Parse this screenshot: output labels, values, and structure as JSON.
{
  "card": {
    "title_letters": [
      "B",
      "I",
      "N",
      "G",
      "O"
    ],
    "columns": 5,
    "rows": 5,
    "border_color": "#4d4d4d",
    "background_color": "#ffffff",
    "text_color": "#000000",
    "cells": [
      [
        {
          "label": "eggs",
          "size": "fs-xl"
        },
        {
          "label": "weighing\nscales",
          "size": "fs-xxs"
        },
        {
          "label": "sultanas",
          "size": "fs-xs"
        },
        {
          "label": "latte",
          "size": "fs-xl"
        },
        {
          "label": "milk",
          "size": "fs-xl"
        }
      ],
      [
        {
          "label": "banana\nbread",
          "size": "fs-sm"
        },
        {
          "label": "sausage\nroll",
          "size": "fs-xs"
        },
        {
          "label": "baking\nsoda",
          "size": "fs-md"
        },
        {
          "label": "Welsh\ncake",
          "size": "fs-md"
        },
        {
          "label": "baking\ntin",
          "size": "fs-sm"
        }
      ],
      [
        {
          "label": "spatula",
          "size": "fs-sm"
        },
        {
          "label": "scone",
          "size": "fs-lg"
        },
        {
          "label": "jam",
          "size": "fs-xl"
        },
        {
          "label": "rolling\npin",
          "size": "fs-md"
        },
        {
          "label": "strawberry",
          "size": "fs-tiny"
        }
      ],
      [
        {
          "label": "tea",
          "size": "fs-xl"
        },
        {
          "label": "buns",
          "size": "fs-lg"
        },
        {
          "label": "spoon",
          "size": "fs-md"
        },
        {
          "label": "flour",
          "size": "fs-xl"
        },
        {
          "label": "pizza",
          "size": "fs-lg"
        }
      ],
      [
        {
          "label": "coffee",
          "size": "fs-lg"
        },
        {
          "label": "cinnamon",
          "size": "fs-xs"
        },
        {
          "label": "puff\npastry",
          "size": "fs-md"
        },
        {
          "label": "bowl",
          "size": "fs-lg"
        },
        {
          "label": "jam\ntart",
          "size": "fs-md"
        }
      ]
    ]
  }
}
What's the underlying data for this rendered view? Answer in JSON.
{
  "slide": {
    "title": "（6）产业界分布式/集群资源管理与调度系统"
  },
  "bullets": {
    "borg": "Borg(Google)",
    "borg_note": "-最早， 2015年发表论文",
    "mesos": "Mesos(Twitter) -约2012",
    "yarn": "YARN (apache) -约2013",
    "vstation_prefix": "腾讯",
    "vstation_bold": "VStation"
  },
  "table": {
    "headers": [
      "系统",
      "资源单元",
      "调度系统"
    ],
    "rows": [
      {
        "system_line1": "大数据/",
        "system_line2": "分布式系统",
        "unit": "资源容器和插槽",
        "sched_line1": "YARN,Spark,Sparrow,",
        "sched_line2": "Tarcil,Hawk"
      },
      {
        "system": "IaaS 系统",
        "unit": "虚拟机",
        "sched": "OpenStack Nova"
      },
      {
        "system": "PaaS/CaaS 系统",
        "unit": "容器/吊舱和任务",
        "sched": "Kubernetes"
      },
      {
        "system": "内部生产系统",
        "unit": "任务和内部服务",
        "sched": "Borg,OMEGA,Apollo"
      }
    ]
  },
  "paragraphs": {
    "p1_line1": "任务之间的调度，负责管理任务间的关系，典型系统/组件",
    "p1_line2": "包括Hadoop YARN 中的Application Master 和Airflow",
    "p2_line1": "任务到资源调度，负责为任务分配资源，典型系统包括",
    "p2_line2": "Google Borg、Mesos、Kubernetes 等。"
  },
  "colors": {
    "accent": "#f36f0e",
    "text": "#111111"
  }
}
^^^^
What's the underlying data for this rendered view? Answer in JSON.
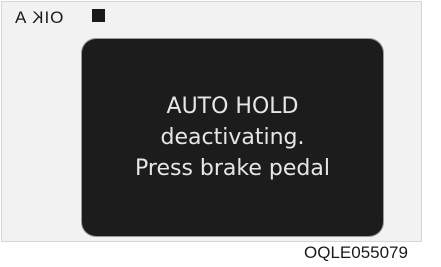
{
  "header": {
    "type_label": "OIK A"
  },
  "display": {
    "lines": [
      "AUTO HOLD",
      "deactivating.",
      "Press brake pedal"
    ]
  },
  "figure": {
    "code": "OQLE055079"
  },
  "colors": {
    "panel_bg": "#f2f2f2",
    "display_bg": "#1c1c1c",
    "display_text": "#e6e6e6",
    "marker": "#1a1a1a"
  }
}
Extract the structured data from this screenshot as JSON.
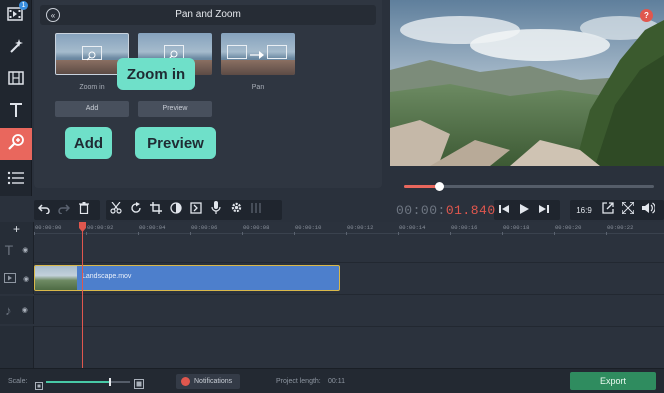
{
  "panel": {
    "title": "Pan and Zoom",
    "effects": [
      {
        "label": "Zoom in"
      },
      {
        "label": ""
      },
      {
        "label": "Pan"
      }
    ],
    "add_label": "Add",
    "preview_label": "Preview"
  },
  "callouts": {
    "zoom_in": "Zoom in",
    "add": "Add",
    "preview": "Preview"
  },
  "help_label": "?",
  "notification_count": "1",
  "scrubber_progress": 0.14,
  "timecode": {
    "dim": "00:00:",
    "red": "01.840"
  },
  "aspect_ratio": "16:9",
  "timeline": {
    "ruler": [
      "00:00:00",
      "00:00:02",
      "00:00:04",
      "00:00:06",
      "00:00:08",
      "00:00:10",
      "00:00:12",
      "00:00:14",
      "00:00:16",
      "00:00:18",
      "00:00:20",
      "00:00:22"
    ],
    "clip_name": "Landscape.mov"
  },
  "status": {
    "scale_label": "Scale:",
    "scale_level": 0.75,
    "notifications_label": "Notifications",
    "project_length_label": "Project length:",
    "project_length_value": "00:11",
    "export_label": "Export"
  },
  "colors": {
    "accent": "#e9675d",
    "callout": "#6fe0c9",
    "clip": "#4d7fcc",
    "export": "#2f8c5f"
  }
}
^^^^
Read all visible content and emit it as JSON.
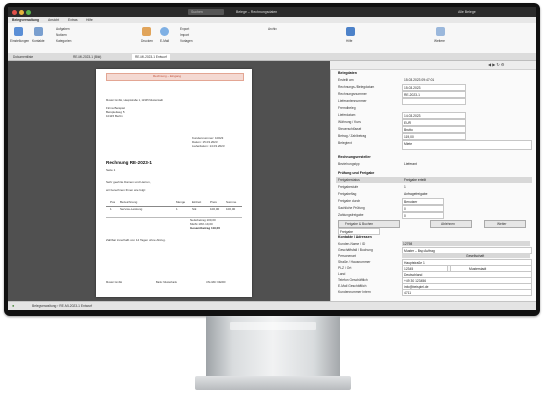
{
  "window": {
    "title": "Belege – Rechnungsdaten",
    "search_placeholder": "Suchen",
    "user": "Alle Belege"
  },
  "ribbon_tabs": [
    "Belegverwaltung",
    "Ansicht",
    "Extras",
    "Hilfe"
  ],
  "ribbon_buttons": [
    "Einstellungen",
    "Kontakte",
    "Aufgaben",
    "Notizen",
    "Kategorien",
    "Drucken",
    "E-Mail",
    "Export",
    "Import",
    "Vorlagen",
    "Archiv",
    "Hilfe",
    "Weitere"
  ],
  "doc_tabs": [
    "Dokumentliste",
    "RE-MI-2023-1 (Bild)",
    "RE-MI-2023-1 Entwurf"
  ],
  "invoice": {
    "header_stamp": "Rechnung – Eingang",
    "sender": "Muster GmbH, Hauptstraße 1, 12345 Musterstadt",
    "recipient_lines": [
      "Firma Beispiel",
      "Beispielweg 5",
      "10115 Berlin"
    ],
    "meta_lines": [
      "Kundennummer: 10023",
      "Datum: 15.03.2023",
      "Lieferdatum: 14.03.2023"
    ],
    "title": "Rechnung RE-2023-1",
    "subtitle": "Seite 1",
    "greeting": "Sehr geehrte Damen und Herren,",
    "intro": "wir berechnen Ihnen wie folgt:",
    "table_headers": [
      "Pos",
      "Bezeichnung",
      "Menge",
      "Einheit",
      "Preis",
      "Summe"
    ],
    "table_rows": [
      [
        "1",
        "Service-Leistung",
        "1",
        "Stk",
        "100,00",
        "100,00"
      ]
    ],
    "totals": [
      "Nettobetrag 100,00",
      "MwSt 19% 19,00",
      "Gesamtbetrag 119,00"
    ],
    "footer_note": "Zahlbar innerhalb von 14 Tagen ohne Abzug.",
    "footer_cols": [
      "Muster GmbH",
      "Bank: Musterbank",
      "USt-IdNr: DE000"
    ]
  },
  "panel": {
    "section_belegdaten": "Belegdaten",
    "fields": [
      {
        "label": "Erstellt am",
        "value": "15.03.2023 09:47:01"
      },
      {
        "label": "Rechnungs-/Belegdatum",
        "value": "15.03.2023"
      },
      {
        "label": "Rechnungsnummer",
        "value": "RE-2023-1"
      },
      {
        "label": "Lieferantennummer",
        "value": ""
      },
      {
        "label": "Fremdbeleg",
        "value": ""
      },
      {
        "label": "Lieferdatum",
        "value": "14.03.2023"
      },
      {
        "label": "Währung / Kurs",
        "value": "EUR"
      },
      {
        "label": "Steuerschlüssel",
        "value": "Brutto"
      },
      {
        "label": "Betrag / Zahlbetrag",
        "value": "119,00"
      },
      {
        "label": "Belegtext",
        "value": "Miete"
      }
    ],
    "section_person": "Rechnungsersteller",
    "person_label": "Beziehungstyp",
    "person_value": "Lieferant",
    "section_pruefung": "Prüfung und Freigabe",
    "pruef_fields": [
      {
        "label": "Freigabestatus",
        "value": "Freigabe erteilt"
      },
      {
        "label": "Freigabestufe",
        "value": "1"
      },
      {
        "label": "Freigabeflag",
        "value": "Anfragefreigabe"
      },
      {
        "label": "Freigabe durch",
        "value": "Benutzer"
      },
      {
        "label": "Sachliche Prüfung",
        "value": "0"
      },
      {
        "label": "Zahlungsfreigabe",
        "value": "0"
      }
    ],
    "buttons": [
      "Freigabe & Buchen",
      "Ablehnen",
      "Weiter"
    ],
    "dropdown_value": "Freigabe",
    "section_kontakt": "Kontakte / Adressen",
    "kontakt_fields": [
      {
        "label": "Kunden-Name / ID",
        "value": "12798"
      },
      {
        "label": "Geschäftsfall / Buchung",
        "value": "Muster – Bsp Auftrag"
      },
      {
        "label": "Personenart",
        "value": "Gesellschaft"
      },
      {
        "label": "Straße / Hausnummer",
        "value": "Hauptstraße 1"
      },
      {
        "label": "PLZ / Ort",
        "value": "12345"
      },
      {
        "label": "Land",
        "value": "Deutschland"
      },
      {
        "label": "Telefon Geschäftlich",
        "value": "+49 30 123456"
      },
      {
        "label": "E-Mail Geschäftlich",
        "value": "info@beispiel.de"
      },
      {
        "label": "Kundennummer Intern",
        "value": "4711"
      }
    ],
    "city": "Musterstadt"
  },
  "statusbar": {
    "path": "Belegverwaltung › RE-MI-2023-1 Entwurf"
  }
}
^^^^
--- AIM ---
Extract all lines containing the word "Kundennummer".

--- TASK ANSWER ---
      "Kundennummer: 10023",
        "label": "Kundennummer Intern",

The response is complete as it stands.